### TRECHO DO TEXTO
....................

A investigação sobre o furto de material biológico na Universidade Estadual de Campinas revelou que ao menos 24 tipos diferentes de vírus foram retirados de um laboratório de alta segurança da instituição. O caso é apurado pela Polícia Federal e envolve suspeita de transporte irregular de amostras entre unidades da universidade.
Entre os vírus identificados estão dengue, chikungunya, zika, herpes, Epstein-Barr, coronavírus humano e amostras de gripe tipo A, além de 13 tipos que infectam animais.
Material saiu de laboratório de alta biossegurança
As amostras estavam armazenadas em um laboratório classificado como NB-3 (nível de biossegurança 3), estrutura destinada ao manuseio de agentes biológicos potencialmente perigosos e que exige protocolos rigorosos de controle.
Segundo a apuração, o material foi transportado para outro laboratório dentro da própria universidade, sem autorização formal.
O caso começou a ser investigado após o desaparecimento de amostras ser identificado em 13 de fevereiro por pesquisadores da instituição.
Suspeitos são docentes e pesquisador
As investigações apontam como suspeitos uma professora da Faculdade de Engenharia de Alimentos e seu marido, veterinário e doutorando. Imagens de segurança indicam que ambos acessavam o laboratório em horários incomuns e transportavam objetos.
Parte do material foi localizada posteriormente em um biofreezer da própria universidade. Há também indícios de que amostras teriam sido descartadas e que rótulos foram alterados após o início das apurações.

....................

### REGISTROS DE DADOS
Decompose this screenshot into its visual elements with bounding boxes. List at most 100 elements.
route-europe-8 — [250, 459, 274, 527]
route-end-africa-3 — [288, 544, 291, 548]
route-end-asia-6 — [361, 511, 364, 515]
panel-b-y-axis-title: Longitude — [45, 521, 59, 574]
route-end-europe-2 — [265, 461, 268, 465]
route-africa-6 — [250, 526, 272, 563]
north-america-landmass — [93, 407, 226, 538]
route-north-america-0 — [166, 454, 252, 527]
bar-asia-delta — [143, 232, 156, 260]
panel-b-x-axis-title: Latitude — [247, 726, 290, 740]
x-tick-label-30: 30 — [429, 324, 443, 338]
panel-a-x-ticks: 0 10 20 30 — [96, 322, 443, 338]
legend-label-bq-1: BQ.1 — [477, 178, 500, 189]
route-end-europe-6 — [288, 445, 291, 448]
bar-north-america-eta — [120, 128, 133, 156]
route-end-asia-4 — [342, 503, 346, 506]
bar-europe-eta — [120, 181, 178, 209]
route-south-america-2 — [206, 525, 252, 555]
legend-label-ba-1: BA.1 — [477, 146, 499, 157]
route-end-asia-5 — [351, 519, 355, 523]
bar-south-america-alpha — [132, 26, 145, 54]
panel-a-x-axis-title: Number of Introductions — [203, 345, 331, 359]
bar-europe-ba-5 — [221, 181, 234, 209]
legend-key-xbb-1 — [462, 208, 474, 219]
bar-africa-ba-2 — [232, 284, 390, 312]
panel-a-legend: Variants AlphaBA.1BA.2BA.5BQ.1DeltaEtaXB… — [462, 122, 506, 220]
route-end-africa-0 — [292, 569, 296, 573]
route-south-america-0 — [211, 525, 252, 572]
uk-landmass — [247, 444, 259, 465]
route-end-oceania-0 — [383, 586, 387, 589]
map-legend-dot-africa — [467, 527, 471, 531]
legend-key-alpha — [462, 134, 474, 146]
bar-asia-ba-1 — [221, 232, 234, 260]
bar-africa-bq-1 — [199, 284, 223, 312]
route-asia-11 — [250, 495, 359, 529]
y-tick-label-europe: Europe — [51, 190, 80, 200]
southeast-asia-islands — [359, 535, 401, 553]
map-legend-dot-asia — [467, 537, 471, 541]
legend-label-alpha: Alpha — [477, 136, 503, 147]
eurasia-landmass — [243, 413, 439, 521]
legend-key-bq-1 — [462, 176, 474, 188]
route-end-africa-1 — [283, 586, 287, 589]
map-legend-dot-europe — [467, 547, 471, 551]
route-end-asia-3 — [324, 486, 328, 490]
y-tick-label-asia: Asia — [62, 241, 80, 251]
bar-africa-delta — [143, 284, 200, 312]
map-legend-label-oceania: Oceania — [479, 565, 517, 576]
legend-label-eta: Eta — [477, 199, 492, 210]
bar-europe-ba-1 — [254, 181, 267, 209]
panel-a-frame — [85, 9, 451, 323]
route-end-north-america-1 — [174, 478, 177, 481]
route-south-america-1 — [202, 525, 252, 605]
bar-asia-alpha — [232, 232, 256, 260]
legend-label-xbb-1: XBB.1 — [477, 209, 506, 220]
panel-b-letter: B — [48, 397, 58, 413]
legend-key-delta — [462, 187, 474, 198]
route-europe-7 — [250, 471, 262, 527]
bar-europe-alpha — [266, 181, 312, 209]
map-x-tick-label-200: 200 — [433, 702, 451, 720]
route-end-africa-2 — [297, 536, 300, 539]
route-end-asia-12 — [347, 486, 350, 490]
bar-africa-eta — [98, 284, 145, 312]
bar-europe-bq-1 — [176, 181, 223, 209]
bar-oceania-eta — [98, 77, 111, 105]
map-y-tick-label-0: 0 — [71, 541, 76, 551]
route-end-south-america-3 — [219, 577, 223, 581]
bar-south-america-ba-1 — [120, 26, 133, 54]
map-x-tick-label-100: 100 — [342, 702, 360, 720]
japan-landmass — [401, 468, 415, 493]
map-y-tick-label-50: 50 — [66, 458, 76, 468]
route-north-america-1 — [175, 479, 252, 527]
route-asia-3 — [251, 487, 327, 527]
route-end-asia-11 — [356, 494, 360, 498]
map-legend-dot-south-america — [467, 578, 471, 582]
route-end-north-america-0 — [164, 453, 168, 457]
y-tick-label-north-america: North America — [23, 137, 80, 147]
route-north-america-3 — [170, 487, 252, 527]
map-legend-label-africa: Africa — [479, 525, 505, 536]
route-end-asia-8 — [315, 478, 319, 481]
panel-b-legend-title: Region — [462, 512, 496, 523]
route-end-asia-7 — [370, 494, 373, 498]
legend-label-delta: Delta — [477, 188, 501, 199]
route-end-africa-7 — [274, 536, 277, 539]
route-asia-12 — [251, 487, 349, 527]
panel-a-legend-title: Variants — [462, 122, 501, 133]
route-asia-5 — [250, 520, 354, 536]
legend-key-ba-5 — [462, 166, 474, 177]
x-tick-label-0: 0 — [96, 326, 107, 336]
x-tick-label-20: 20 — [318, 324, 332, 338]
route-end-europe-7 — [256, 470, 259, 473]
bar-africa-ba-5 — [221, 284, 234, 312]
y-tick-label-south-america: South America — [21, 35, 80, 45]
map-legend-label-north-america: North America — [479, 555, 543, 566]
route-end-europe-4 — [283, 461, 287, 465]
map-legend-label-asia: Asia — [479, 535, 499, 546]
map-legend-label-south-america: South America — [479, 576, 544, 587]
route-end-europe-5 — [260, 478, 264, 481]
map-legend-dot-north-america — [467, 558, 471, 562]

....................

### TAREFA
No texto sobre o furto de vírus na Universidade Estadual de Campinas, em que data os pesquisadores perceberam que as amostras tinham sumido?

### RESULTADO DA TAREFA
Em 13 de fevereiro.